● Records shown
======

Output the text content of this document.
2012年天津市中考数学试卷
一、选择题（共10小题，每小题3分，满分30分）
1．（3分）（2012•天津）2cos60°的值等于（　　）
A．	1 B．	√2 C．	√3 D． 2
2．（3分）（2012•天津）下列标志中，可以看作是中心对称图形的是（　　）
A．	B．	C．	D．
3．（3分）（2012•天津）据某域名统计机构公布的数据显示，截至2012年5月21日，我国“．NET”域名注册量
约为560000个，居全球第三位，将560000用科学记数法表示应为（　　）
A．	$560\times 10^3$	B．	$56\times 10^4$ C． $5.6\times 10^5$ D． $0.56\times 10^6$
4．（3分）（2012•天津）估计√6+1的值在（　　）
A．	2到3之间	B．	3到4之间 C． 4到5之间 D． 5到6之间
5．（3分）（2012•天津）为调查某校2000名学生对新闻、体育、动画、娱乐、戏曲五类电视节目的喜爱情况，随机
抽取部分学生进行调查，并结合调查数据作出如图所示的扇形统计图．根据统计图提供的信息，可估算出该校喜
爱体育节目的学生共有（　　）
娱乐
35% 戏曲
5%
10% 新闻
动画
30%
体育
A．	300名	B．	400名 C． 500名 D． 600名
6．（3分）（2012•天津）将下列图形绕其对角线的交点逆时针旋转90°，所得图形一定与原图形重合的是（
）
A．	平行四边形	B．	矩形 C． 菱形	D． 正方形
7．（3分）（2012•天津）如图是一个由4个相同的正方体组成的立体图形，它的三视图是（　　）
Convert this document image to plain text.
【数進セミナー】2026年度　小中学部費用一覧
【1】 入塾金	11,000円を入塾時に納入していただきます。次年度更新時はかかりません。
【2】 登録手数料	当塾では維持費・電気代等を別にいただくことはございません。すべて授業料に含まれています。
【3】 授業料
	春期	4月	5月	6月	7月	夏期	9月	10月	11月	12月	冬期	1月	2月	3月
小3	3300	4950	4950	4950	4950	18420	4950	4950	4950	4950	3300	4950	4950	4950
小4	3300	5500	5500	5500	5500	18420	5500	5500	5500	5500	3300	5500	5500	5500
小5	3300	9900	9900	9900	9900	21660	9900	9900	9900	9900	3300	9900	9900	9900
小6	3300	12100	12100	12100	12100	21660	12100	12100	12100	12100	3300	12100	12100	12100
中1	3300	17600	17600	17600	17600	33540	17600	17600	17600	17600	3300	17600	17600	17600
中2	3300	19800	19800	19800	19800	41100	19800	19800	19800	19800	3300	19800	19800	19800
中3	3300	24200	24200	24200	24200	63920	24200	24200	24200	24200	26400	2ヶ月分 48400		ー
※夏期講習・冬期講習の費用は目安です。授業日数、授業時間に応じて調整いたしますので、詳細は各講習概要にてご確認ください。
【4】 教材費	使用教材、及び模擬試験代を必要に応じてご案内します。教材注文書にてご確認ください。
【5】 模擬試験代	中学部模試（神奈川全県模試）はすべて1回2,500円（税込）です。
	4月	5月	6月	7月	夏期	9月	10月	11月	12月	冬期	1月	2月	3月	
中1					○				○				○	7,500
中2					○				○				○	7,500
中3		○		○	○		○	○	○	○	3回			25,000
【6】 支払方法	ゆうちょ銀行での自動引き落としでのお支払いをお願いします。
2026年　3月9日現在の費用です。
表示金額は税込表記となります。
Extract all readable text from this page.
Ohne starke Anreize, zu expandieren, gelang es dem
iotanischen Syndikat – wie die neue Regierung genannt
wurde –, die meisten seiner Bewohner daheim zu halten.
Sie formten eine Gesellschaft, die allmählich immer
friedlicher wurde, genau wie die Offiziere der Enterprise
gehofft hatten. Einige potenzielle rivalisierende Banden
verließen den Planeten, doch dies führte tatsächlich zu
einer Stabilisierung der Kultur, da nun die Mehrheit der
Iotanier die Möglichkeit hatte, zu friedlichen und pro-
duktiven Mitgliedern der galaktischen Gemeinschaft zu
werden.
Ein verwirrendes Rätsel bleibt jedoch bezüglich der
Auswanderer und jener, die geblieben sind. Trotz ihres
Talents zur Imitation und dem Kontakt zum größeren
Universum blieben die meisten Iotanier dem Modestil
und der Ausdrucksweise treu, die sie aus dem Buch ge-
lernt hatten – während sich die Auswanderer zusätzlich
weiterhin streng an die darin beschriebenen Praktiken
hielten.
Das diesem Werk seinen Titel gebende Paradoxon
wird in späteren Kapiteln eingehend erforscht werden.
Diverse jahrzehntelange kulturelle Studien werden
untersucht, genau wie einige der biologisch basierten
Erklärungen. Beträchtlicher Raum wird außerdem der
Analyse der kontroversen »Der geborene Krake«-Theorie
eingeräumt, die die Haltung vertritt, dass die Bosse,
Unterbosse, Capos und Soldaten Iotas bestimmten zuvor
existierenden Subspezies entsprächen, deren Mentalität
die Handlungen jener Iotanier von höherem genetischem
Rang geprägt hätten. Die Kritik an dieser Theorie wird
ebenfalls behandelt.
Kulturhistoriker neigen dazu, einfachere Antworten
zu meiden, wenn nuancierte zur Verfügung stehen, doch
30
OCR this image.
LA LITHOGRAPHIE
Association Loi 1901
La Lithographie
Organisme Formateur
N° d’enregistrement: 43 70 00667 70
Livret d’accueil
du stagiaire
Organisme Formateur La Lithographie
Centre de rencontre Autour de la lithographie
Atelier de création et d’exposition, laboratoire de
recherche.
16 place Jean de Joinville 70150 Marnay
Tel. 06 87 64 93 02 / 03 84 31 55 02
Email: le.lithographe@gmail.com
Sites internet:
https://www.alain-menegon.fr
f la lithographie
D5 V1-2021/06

======

● Work required
Report all lines of the data that include the word "Auswanderer".

● Task response
Auswanderer und jener, die geblieben sind. Trotz ihres
lernt hatten – während sich die Auswanderer zusätzlich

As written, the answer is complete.